- REQUIREMENTS -
Filter the records below down to lines containing "sobre".

++++

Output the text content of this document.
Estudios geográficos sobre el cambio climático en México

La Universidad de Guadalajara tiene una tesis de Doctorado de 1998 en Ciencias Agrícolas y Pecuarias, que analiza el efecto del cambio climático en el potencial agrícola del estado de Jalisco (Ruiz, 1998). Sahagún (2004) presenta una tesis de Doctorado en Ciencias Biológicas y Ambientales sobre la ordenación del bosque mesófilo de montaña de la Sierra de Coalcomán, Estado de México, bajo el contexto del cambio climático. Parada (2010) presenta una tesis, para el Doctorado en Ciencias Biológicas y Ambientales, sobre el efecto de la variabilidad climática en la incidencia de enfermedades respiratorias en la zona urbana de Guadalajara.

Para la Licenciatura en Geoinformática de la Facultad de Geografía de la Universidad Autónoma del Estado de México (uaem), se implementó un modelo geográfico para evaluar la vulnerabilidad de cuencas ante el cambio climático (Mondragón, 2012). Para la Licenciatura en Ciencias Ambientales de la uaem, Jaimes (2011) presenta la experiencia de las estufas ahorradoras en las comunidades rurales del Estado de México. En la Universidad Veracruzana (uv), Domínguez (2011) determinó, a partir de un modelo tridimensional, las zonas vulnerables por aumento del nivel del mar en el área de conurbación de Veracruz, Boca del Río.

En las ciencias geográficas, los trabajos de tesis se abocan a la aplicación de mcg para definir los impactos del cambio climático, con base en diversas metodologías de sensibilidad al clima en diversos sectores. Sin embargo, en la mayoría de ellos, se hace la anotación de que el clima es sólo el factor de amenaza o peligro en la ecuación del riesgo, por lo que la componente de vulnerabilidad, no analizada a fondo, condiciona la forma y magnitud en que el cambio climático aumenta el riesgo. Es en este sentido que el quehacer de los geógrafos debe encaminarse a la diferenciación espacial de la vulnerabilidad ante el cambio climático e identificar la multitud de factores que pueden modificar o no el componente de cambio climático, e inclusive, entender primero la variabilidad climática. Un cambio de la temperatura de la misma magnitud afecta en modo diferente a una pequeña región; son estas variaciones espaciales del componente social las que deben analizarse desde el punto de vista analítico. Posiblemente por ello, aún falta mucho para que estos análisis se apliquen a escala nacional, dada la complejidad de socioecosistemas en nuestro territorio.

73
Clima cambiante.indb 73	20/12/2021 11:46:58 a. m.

++++

- SOLUTION TO THIS TASK -
Estudios geográficos sobre el cambio climático en México
La Universidad de Guadalajara tiene una tesis de Doctorado de 1998 en Ciencias Agrícolas y Pecuarias, que analiza el efecto del cambio climático en el potencial agrícola del estado de Jalisco (Ruiz, 1998). Sahagún (2004) presenta una tesis de Doctorado en Ciencias Biológicas y Ambientales sobre la ordenación del bosque mesófilo de montaña de la Sierra de Coalcomán, Estado de México, bajo el contexto del cambio climático. Parada (2010) presenta una tesis, para el Doctorado en Ciencias Biológicas y Ambientales, sobre el efecto de la variabilidad climática en la incidencia de enfermedades respiratorias en la zona urbana de Guadalajara.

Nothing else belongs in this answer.